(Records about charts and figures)

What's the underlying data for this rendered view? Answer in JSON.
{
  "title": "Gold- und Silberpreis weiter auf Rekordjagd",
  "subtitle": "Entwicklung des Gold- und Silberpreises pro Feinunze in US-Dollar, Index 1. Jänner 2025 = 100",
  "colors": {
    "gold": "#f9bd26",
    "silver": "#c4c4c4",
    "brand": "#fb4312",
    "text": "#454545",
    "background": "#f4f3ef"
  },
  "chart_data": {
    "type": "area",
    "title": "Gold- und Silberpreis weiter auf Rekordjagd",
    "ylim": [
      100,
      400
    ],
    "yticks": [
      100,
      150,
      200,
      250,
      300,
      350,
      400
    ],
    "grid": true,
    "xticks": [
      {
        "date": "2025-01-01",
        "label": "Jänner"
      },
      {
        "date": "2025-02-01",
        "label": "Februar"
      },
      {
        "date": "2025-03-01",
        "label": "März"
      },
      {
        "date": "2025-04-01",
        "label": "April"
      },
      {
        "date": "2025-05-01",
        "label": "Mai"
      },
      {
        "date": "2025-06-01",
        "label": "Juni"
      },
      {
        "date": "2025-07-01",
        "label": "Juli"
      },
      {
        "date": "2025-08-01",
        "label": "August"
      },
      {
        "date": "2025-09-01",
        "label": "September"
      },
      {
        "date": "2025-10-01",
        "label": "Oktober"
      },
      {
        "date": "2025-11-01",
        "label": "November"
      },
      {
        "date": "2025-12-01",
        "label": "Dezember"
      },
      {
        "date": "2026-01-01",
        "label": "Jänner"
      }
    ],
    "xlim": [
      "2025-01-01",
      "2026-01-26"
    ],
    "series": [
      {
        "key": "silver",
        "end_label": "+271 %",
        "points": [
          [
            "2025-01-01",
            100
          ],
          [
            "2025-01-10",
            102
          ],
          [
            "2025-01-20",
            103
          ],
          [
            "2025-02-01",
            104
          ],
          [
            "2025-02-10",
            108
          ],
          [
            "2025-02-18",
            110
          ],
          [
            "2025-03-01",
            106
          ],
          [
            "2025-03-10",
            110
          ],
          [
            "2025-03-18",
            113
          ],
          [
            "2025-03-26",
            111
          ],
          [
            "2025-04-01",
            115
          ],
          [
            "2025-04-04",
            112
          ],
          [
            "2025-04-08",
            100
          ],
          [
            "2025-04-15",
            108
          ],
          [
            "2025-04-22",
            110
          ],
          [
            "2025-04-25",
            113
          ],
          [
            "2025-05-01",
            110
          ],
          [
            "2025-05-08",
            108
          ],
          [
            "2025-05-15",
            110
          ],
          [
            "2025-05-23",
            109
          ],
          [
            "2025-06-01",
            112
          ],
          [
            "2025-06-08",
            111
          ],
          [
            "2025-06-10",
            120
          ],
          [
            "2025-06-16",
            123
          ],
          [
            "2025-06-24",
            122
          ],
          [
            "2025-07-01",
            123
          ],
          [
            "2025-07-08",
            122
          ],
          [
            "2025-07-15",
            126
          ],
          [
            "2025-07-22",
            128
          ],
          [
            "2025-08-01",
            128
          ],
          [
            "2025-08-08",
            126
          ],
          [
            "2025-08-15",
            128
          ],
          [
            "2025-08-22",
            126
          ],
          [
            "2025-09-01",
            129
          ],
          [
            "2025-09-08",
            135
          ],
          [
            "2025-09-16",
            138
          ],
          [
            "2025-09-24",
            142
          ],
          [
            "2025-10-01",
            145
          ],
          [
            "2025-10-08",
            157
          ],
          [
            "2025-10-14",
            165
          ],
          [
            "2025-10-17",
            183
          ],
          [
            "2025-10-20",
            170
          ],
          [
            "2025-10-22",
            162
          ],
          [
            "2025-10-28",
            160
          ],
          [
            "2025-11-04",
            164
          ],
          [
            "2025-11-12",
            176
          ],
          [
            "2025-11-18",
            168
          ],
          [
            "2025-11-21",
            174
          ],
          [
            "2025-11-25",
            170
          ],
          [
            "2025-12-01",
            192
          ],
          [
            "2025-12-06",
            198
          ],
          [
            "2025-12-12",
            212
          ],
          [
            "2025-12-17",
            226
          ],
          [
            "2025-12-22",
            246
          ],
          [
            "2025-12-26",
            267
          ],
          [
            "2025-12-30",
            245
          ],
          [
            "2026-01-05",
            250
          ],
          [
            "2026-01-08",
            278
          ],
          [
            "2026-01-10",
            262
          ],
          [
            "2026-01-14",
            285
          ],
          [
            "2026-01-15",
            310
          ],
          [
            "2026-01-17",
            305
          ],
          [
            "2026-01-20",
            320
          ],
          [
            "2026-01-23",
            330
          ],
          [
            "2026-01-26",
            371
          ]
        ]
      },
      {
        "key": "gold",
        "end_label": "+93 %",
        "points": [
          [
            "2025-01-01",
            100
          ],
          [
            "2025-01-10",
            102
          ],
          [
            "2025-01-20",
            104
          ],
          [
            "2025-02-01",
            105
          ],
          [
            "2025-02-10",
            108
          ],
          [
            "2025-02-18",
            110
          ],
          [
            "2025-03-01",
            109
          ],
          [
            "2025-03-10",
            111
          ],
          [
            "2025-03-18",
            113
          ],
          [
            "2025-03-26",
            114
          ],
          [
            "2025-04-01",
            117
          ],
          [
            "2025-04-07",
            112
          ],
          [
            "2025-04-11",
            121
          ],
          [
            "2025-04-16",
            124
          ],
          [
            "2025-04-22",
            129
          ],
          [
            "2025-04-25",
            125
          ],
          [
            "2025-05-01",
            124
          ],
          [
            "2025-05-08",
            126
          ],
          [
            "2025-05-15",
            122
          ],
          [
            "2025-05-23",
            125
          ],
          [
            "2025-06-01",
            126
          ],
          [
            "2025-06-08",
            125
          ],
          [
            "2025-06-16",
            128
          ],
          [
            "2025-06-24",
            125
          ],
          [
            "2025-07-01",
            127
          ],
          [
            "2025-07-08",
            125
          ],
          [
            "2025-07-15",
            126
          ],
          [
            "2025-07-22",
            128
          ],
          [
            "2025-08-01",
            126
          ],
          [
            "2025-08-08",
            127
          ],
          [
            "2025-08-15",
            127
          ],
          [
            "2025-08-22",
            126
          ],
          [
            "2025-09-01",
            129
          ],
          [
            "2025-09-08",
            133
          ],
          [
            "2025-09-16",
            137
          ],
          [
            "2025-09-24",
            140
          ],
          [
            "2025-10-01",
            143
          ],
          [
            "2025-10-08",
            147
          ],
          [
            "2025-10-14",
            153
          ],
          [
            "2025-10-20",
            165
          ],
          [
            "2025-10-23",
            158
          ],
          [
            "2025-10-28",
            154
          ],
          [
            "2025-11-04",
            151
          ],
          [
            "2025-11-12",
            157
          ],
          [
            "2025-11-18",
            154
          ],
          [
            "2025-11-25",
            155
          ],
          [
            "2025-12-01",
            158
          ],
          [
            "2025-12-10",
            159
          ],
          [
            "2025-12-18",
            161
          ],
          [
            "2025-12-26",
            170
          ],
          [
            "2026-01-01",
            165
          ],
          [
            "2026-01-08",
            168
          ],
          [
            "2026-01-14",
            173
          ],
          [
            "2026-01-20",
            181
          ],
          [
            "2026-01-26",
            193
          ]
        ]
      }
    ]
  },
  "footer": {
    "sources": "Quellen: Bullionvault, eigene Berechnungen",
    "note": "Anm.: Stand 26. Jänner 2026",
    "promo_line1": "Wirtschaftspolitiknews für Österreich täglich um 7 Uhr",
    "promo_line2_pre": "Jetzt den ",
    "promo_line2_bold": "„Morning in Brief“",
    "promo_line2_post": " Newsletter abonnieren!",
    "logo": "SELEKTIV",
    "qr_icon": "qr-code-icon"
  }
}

__The exercise__: Repeat each record exactly. Omit nothing.

__Result below__:
What's the underlying data for this rendered view? Answer in JSON.
{
  "title": "Gold- und Silberpreis weiter auf Rekordjagd",
  "subtitle": "Entwicklung des Gold- und Silberpreises pro Feinunze in US-Dollar, Index 1. Jänner 2025 = 100",
  "colors": {
    "gold": "#f9bd26",
    "silver": "#c4c4c4",
    "brand": "#fb4312",
    "text": "#454545",
    "background": "#f4f3ef"
  },
  "chart_data": {
    "type": "area",
    "title": "Gold- und Silberpreis weiter auf Rekordjagd",
    "ylim": [
      100,
      400
    ],
    "yticks": [
      100,
      150,
      200,
      250,
      300,
      350,
      400
    ],
    "grid": true,
    "xticks": [
      {
        "date": "2025-01-01",
        "label": "Jänner"
      },
      {
        "date": "2025-02-01",
        "label": "Februar"
      },
      {
        "date": "2025-03-01",
        "label": "März"
      },
      {
        "date": "2025-04-01",
        "label": "April"
      },
      {
        "date": "2025-05-01",
        "label": "Mai"
      },
      {
        "date": "2025-06-01",
        "label": "Juni"
      },
      {
        "date": "2025-07-01",
        "label": "Juli"
      },
      {
        "date": "2025-08-01",
        "label": "August"
      },
      {
        "date": "2025-09-01",
        "label": "September"
      },
      {
        "date": "2025-10-01",
        "label": "Oktober"
      },
      {
        "date": "2025-11-01",
        "label": "November"
      },
      {
        "date": "2025-12-01",
        "label": "Dezember"
      },
      {
        "date": "2026-01-01",
        "label": "Jänner"
      }
    ],
    "xlim": [
      "2025-01-01",
      "2026-01-26"
    ],
    "series": [
      {
        "key": "silver",
        "end_label": "+271 %",
        "points": [
          [
            "2025-01-01",
            100
          ],
          [
            "2025-01-10",
            102
          ],
          [
            "2025-01-20",
            103
          ],
          [
            "2025-02-01",
            104
          ],
          [
            "2025-02-10",
            108
          ],
          [
            "2025-02-18",
            110
          ],
          [
            "2025-03-01",
            106
          ],
          [
            "2025-03-10",
            110
          ],
          [
            "2025-03-18",
            113
          ],
          [
            "2025-03-26",
            111
          ],
          [
            "2025-04-01",
            115
          ],
          [
            "2025-04-04",
            112
          ],
          [
            "2025-04-08",
            100
          ],
          [
            "2025-04-15",
            108
          ],
          [
            "2025-04-22",
            110
          ],
          [
            "2025-04-25",
            113
          ],
          [
            "2025-05-01",
            110
          ],
          [
            "2025-05-08",
            108
          ],
          [
            "2025-05-15",
            110
          ],
          [
            "2025-05-23",
            109
          ],
          [
            "2025-06-01",
            112
          ],
          [
            "2025-06-08",
            111
          ],
          [
            "2025-06-10",
            120
          ],
          [
            "2025-06-16",
            123
          ],
          [
            "2025-06-24",
            122
          ],
          [
            "2025-07-01",
            123
          ],
          [
            "2025-07-08",
            122
          ],
          [
            "2025-07-15",
            126
          ],
          [
            "2025-07-22",
            128
          ],
          [
            "2025-08-01",
            128
          ],
          [
            "2025-08-08",
            126
          ],
          [
            "2025-08-15",
            128
          ],
          [
            "2025-08-22",
            126
          ],
          [
            "2025-09-01",
            129
          ],
          [
            "2025-09-08",
            135
          ],
          [
            "2025-09-16",
            138
          ],
          [
            "2025-09-24",
            142
          ],
          [
            "2025-10-01",
            145
          ],
          [
            "2025-10-08",
            157
          ],
          [
            "2025-10-14",
            165
          ],
          [
            "2025-10-17",
            183
          ],
          [
            "2025-10-20",
            170
          ],
          [
            "2025-10-22",
            162
          ],
          [
            "2025-10-28",
            160
          ],
          [
            "2025-11-04",
            164
          ],
          [
            "2025-11-12",
            176
          ],
          [
            "2025-11-18",
            168
          ],
          [
            "2025-11-21",
            174
          ],
          [
            "2025-11-25",
            170
          ],
          [
            "2025-12-01",
            192
          ],
          [
            "2025-12-06",
            198
          ],
          [
            "2025-12-12",
            212
          ],
          [
            "2025-12-17",
            226
          ],
          [
            "2025-12-22",
            246
          ],
          [
            "2025-12-26",
            267
          ],
          [
            "2025-12-30",
            245
          ],
          [
            "2026-01-05",
            250
          ],
          [
            "2026-01-08",
            278
          ],
          [
            "2026-01-10",
            262
          ],
          [
            "2026-01-14",
            285
          ],
          [
            "2026-01-15",
            310
          ],
          [
            "2026-01-17",
            305
          ],
          [
            "2026-01-20",
            320
          ],
          [
            "2026-01-23",
            330
          ],
          [
            "2026-01-26",
            371
          ]
        ]
      },
      {
        "key": "gold",
        "end_label": "+93 %",
        "points": [
          [
            "2025-01-01",
            100
          ],
          [
            "2025-01-10",
            102
          ],
          [
            "2025-01-20",
            104
          ],
          [
            "2025-02-01",
            105
          ],
          [
            "2025-02-10",
            108
          ],
          [
            "2025-02-18",
            110
          ],
          [
            "2025-03-01",
            109
          ],
          [
            "2025-03-10",
            111
          ],
          [
            "2025-03-18",
            113
          ],
          [
            "2025-03-26",
            114
          ],
          [
            "2025-04-01",
            117
          ],
          [
            "2025-04-07",
            112
          ],
          [
            "2025-04-11",
            121
          ],
          [
            "2025-04-16",
            124
          ],
          [
            "2025-04-22",
            129
          ],
          [
            "2025-04-25",
            125
          ],
          [
            "2025-05-01",
            124
          ],
          [
            "2025-05-08",
            126
          ],
          [
            "2025-05-15",
            122
          ],
          [
            "2025-05-23",
            125
          ],
          [
            "2025-06-01",
            126
          ],
          [
            "2025-06-08",
            125
          ],
          [
            "2025-06-16",
            128
          ],
          [
            "2025-06-24",
            125
          ],
          [
            "2025-07-01",
            127
          ],
          [
            "2025-07-08",
            125
          ],
          [
            "2025-07-15",
            126
          ],
          [
            "2025-07-22",
            128
          ],
          [
            "2025-08-01",
            126
          ],
          [
            "2025-08-08",
            127
          ],
          [
            "2025-08-15",
            127
          ],
          [
            "2025-08-22",
            126
          ],
          [
            "2025-09-01",
            129
          ],
          [
            "2025-09-08",
            133
          ],
          [
            "2025-09-16",
            137
          ],
          [
            "2025-09-24",
            140
          ],
          [
            "2025-10-01",
            143
          ],
          [
            "2025-10-08",
            147
          ],
          [
            "2025-10-14",
            153
          ],
          [
            "2025-10-20",
            165
          ],
          [
            "2025-10-23",
            158
          ],
          [
            "2025-10-28",
            154
          ],
          [
            "2025-11-04",
            151
          ],
          [
            "2025-11-12",
            157
          ],
          [
            "2025-11-18",
            154
          ],
          [
            "2025-11-25",
            155
          ],
          [
            "2025-12-01",
            158
          ],
          [
            "2025-12-10",
            159
          ],
          [
            "2025-12-18",
            161
          ],
          [
            "2025-12-26",
            170
          ],
          [
            "2026-01-01",
            165
          ],
          [
            "2026-01-08",
            168
          ],
          [
            "2026-01-14",
            173
          ],
          [
            "2026-01-20",
            181
          ],
          [
            "2026-01-26",
            193
          ]
        ]
      }
    ]
  },
  "footer": {
    "sources": "Quellen: Bullionvault, eigene Berechnungen",
    "note": "Anm.: Stand 26. Jänner 2026",
    "promo_line1": "Wirtschaftspolitiknews für Österreich täglich um 7 Uhr",
    "promo_line2_pre": "Jetzt den ",
    "promo_line2_bold": "„Morning in Brief“",
    "promo_line2_post": " Newsletter abonnieren!",
    "logo": "SELEKTIV",
    "qr_icon": "qr-code-icon"
  }
}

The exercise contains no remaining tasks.